* PROBLEM STATEMENT: Give the lines from the start of the records through the line containing "panel-border <box>329 97 640 387</box>" as a JSON list of strings, one string per line, leaving out blank lines.

************

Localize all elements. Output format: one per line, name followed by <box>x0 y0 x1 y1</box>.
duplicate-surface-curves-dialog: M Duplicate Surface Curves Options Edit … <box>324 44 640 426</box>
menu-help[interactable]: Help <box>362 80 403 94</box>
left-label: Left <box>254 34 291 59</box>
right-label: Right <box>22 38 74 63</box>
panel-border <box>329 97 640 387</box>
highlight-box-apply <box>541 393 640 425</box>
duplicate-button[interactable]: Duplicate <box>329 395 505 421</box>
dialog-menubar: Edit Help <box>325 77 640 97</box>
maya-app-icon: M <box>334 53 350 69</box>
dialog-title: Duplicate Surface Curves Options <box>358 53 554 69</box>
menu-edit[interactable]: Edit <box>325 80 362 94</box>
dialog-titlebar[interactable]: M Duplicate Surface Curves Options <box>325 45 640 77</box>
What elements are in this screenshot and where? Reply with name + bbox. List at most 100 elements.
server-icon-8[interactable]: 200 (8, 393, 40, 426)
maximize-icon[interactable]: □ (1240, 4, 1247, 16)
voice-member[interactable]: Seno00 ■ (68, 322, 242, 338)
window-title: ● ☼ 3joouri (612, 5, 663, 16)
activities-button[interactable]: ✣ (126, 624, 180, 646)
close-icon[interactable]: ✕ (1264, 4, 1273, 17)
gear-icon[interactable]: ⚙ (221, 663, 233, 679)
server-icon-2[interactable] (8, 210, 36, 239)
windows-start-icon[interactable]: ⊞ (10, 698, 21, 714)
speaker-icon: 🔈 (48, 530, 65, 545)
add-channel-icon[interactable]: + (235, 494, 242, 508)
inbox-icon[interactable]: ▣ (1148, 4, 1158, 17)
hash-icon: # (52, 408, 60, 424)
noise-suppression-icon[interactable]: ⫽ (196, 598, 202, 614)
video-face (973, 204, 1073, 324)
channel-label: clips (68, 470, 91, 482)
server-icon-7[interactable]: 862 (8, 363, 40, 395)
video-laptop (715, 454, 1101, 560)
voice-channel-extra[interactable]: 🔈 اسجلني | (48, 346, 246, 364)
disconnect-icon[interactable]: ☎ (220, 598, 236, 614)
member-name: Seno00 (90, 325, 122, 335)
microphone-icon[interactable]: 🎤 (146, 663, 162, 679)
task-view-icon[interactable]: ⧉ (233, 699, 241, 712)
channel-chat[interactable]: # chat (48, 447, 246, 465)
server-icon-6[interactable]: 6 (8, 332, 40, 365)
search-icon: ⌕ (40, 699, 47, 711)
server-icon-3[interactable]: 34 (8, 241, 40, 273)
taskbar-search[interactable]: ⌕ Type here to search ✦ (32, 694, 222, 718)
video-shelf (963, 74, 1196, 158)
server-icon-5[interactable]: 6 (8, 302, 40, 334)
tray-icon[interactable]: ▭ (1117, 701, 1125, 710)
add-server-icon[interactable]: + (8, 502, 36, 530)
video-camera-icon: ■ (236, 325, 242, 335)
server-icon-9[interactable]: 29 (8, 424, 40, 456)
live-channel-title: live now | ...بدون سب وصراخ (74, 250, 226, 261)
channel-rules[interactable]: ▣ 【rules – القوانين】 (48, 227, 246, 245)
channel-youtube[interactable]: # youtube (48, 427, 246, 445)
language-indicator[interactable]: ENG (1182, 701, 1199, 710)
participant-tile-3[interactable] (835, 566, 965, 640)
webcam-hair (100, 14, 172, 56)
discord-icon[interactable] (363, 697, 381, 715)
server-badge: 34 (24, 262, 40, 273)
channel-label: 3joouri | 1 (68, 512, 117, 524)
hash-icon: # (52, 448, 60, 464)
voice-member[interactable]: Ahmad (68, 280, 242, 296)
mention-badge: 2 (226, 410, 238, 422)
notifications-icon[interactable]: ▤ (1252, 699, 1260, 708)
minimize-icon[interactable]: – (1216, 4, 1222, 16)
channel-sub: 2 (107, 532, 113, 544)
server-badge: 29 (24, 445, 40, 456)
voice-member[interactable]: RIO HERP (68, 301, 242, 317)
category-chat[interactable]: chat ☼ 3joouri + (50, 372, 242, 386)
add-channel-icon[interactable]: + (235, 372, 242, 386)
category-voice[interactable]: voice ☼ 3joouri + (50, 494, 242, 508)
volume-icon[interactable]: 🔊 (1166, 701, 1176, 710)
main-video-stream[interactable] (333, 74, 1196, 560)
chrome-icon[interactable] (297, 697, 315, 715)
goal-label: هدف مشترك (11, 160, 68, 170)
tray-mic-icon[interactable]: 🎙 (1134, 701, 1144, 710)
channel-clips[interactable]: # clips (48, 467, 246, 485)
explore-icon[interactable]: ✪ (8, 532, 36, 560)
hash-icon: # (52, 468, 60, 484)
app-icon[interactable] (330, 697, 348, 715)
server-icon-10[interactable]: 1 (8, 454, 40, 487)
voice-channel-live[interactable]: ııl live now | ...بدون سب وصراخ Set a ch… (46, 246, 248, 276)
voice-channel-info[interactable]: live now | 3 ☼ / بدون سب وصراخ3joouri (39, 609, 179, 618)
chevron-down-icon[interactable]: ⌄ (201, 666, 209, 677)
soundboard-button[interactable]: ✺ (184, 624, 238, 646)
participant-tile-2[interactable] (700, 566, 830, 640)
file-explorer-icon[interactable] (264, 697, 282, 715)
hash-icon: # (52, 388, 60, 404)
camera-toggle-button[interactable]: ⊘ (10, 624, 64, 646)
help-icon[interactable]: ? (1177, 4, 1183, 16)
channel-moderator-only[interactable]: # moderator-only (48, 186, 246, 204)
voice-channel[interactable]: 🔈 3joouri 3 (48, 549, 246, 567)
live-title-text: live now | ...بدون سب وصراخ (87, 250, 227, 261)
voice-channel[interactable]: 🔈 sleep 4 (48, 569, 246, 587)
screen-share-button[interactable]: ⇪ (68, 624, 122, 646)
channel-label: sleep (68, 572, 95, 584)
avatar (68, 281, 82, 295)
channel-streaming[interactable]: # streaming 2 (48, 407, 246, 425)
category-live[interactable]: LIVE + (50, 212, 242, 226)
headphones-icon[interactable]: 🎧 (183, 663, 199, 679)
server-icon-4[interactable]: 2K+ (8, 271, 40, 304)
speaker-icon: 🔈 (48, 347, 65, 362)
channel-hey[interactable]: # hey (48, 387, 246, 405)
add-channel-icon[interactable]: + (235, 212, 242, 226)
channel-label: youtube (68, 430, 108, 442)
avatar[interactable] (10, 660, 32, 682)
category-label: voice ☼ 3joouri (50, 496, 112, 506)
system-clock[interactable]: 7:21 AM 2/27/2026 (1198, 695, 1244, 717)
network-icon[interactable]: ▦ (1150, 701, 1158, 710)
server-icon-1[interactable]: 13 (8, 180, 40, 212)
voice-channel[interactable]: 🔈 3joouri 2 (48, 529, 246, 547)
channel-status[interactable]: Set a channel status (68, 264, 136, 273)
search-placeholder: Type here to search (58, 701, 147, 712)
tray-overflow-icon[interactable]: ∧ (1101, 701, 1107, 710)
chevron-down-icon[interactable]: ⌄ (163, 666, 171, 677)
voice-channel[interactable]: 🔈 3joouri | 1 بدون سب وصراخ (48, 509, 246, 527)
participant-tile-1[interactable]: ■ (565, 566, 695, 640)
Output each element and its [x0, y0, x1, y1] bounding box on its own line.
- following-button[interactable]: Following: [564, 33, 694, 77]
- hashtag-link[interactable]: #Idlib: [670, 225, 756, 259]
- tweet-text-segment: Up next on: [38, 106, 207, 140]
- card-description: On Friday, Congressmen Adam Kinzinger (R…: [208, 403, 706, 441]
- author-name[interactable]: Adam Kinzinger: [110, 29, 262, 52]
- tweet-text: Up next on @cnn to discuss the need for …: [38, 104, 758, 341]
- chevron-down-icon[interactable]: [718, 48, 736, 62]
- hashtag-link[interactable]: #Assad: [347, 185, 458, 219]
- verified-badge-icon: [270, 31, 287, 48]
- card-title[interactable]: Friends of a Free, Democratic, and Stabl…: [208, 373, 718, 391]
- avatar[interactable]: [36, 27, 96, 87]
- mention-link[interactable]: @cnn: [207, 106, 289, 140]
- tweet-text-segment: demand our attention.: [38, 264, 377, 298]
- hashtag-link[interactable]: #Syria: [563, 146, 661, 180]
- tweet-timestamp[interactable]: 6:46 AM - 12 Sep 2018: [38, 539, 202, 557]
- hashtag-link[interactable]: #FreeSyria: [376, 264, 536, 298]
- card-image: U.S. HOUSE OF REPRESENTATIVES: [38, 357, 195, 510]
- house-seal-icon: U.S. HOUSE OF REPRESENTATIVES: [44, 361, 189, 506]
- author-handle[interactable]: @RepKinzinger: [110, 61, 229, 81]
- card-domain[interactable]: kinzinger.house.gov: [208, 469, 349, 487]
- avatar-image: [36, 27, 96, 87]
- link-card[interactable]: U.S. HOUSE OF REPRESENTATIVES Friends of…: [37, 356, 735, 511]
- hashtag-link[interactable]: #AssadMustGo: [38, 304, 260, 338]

************

* THE COMPLETED TASK:
[
  "Localize all elements. Output format: one per line, name followed by <box>x0 y0 x1 y1</box>.",
  "duplicate-surface-curves-dialog: M Duplicate Surface Curves Options Edit … <box>324 44 640 426</box>",
  "menu-help[interactable]: Help <box>362 80 403 94</box>",
  "left-label: Left <box>254 34 291 59</box>",
  "right-label: Right <box>22 38 74 63</box>",
  "panel-border <box>329 97 640 387</box>"
]